══ Data for the task
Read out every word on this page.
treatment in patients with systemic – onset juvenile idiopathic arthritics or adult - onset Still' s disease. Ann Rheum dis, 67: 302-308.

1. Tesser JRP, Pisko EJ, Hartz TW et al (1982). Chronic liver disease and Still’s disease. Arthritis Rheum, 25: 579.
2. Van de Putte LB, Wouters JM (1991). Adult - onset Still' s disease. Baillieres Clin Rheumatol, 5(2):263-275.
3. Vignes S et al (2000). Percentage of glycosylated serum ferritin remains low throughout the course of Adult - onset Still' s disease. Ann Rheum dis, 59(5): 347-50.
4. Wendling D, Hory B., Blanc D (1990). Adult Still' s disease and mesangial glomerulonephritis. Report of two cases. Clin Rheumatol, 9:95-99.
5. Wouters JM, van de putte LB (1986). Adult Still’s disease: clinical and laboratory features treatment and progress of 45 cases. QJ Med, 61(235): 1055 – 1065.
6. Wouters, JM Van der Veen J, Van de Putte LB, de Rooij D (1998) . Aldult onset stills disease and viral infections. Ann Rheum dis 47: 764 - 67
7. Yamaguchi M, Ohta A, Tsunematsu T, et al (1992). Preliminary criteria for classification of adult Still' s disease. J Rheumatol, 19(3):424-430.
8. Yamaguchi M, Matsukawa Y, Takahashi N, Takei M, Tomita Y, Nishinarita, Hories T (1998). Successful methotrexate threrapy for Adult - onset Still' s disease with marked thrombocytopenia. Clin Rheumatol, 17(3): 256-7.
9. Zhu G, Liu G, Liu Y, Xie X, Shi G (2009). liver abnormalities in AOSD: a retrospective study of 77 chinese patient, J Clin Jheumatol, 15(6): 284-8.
════
══ Data for the task
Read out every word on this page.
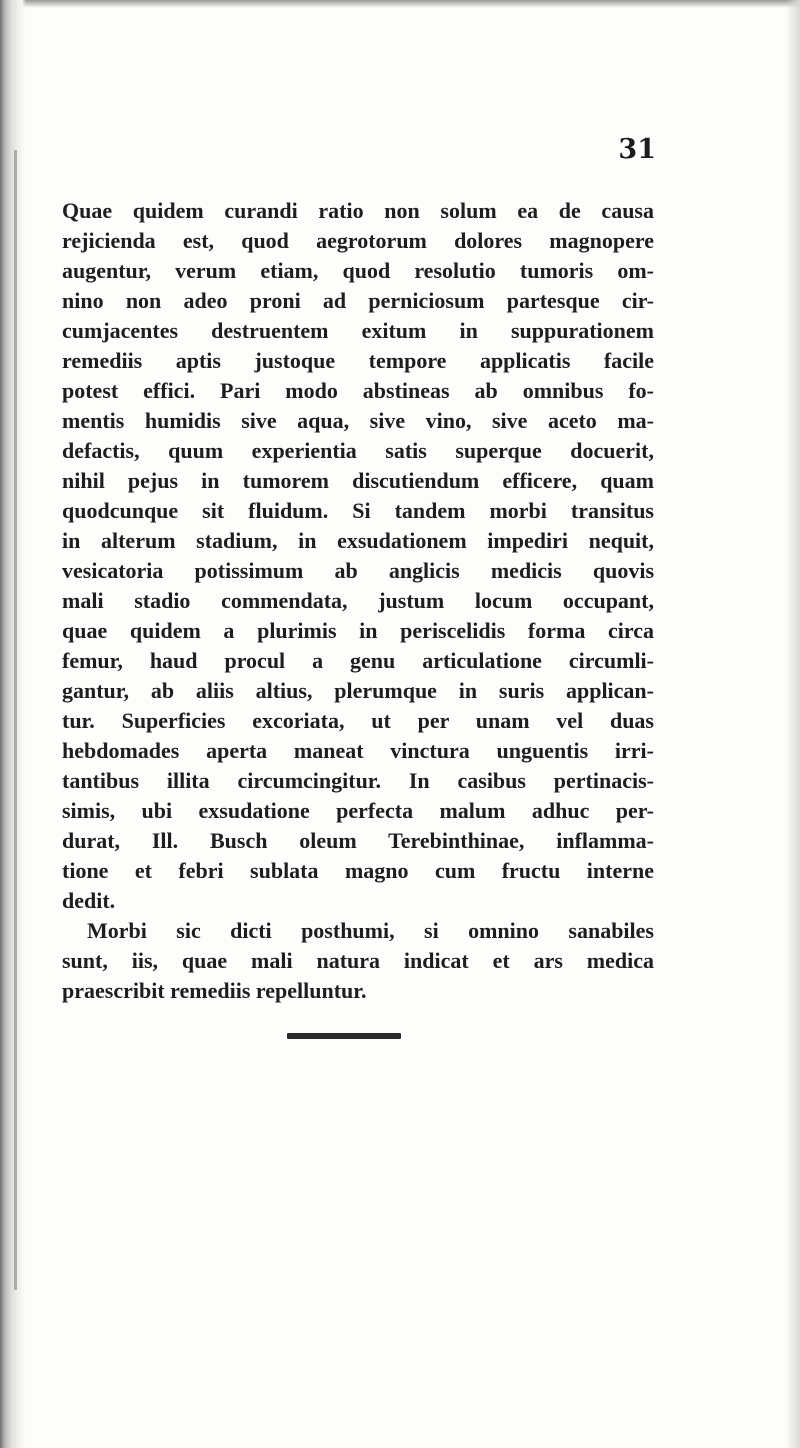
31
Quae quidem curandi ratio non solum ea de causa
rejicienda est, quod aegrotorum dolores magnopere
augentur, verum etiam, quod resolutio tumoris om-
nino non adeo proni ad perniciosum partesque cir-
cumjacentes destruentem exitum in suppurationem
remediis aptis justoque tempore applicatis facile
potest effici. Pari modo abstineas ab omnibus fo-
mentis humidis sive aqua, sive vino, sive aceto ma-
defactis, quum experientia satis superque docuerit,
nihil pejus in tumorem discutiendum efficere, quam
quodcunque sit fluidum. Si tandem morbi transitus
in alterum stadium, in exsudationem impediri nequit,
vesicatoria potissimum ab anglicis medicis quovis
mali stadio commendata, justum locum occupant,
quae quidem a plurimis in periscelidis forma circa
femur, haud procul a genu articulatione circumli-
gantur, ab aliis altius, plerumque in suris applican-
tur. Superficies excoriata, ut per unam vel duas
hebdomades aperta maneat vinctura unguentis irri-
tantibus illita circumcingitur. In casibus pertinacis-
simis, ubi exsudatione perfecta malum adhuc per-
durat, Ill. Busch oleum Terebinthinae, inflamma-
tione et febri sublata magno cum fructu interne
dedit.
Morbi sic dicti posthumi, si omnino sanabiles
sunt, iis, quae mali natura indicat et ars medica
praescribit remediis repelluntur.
════
══ Data for the task
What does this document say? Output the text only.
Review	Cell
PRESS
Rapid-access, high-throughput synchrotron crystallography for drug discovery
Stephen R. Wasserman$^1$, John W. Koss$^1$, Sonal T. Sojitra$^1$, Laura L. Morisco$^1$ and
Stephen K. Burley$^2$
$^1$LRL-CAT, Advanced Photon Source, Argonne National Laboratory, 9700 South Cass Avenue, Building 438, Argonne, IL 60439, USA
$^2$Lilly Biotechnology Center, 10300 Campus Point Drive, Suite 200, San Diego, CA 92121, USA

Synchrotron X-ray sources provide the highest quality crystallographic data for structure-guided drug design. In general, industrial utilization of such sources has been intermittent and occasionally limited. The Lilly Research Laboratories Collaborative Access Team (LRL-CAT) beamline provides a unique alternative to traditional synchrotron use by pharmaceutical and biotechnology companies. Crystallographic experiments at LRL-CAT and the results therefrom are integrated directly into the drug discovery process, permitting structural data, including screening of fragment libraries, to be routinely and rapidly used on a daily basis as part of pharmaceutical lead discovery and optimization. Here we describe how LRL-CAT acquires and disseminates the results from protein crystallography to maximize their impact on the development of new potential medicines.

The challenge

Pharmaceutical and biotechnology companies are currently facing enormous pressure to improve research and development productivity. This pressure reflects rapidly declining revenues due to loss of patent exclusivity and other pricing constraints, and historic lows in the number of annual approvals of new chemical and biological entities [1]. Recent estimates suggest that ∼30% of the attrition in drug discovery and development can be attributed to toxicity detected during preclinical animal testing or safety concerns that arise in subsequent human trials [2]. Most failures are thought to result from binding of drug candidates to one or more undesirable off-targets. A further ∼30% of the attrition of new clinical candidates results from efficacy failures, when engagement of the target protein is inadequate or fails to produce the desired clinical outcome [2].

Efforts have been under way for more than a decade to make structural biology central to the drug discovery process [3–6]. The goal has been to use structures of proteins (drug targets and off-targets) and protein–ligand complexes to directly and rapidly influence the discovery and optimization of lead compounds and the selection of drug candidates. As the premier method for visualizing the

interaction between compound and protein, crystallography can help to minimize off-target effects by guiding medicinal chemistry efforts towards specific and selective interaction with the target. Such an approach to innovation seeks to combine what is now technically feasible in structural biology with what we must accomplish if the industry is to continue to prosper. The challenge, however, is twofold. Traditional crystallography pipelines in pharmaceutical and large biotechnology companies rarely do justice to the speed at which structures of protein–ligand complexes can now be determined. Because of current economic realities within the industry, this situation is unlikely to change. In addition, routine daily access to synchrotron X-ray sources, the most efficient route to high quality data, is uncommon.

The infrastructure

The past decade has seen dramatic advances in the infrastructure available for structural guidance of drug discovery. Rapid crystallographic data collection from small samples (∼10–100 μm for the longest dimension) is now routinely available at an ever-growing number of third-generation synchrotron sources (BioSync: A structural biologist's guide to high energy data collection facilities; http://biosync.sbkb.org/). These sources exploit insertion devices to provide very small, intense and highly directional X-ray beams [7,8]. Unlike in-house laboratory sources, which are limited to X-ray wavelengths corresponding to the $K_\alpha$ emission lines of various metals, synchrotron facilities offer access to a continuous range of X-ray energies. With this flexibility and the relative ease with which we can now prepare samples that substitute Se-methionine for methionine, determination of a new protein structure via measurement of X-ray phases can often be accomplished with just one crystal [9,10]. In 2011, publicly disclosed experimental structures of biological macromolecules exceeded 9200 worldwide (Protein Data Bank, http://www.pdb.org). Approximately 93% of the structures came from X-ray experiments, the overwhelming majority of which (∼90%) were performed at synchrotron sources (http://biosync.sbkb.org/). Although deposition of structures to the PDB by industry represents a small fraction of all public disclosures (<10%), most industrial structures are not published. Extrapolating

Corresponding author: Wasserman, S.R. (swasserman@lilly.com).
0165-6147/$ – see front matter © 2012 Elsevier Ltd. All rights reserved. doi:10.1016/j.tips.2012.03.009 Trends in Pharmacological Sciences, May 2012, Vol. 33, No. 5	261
════
■ **Assignment**:
Return every line from the entries above that contains the word "Wouters".

■ **Reply**:
2. Van de Putte LB, Wouters JM (1991). Adult - onset Still' s disease. Baillieres Clin Rheumatol, 5(2):263-275.
5. Wouters JM, van de putte LB (1986). Adult Still’s disease: clinical and laboratory features treatment and progress of 45 cases. QJ Med, 61(235): 1055 – 1065.
6. Wouters, JM Van der Veen J, Van de Putte LB, de Rooij D (1998) . Aldult onset stills disease and viral infections. Ann Rheum dis 47: 764 - 67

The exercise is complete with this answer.